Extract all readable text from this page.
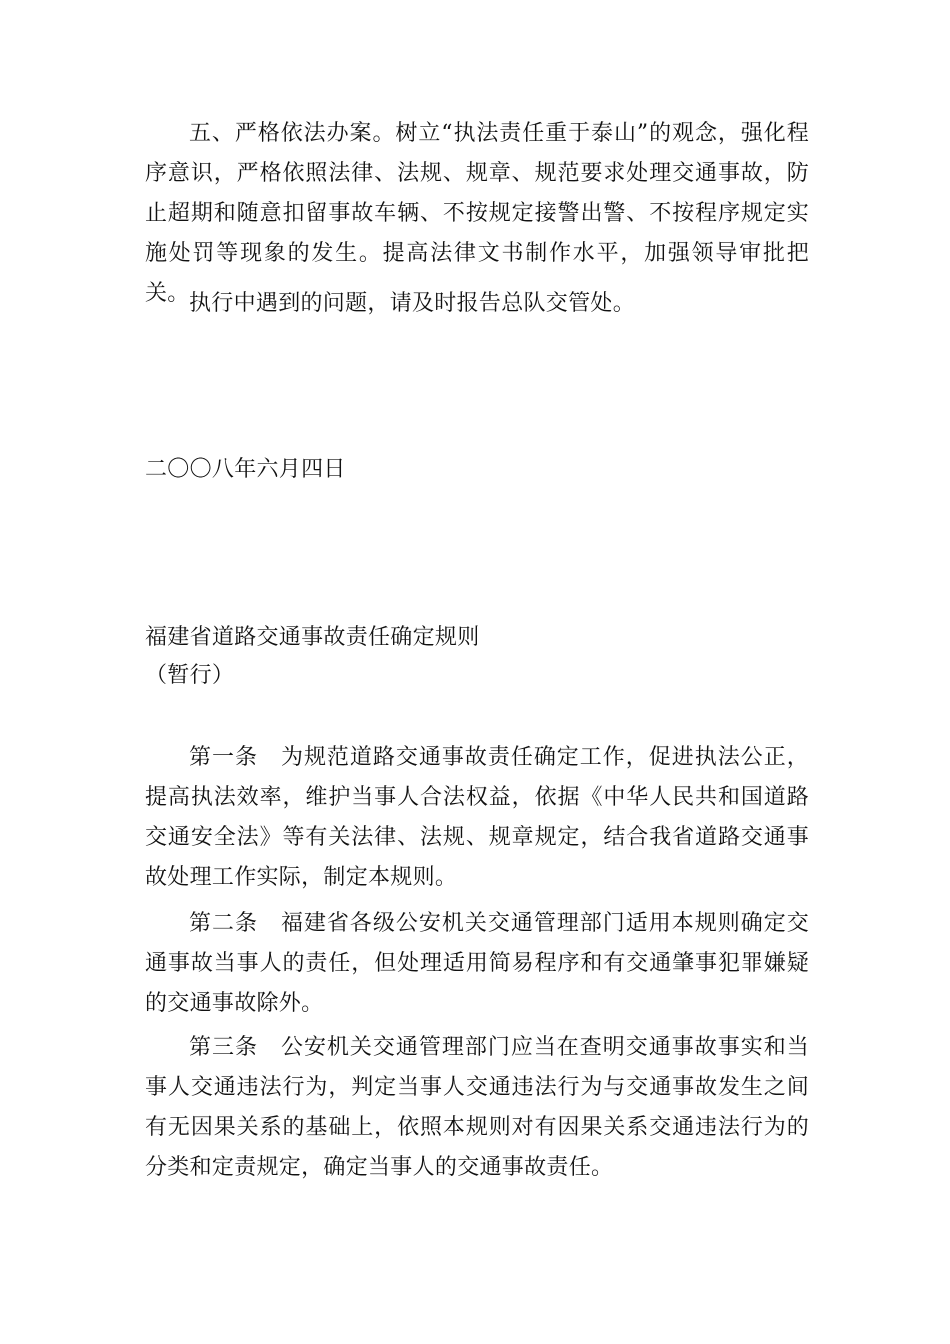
五、严格依法办案。树立“执法责任重于泰山”的观念，强化程序意识，严格依照法律、法规、规章、规范要求处理交通事故，防止超期和随意扣留事故车辆、不按规定接警出警、不按程序规定实施处罚等现象的发生。提高法律文书制作水平，加强领导审批把关。 执行中遇到的问题，请及时报告总队交管处。

二〇〇八年六月四日

福建省道路交通事故责任确定规则

（暂行）

第一条　为规范道路交通事故责任确定工作，促进执法公正，提高执法效率，维护当事人合法权益，依据《中华人民共和国道路交通安全法》等有关法律、法规、规章规定，结合我省道路交通事故处理工作实际，制定本规则。

第二条　福建省各级公安机关交通管理部门适用本规则确定交通事故当事人的责任，但处理适用简易程序和有交通肇事犯罪嫌疑的交通事故除外。

第三条　公安机关交通管理部门应当在查明交通事故事实和当事人交通违法行为，判定当事人交通违法行为与交通事故发生之间有无因果关系的基础上，依照本规则对有因果关系交通违法行为的分类和定责规定，确定当事人的交通事故责任。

+---+

Task directions: Set down all the data again exactly as above, pictures excluded.

Task answer:
Extract all readable text from this page.
五、严格依法办案。树立“执法责任重于泰山”的观念，强化程序意识，严格依照法律、法规、规章、规范要求处理交通事故，防止超期和随意扣留事故车辆、不按规定接警出警、不按程序规定实施处罚等现象的发生。提高法律文书制作水平，加强领导审批把关。 执行中遇到的问题，请及时报告总队交管处。

二〇〇八年六月四日

福建省道路交通事故责任确定规则

（暂行）

第一条　为规范道路交通事故责任确定工作，促进执法公正，提高执法效率，维护当事人合法权益，依据《中华人民共和国道路交通安全法》等有关法律、法规、规章规定，结合我省道路交通事故处理工作实际，制定本规则。

第二条　福建省各级公安机关交通管理部门适用本规则确定交通事故当事人的责任，但处理适用简易程序和有交通肇事犯罪嫌疑的交通事故除外。

第三条　公安机关交通管理部门应当在查明交通事故事实和当事人交通违法行为，判定当事人交通违法行为与交通事故发生之间有无因果关系的基础上，依照本规则对有因果关系交通违法行为的分类和定责规定，确定当事人的交通事故责任。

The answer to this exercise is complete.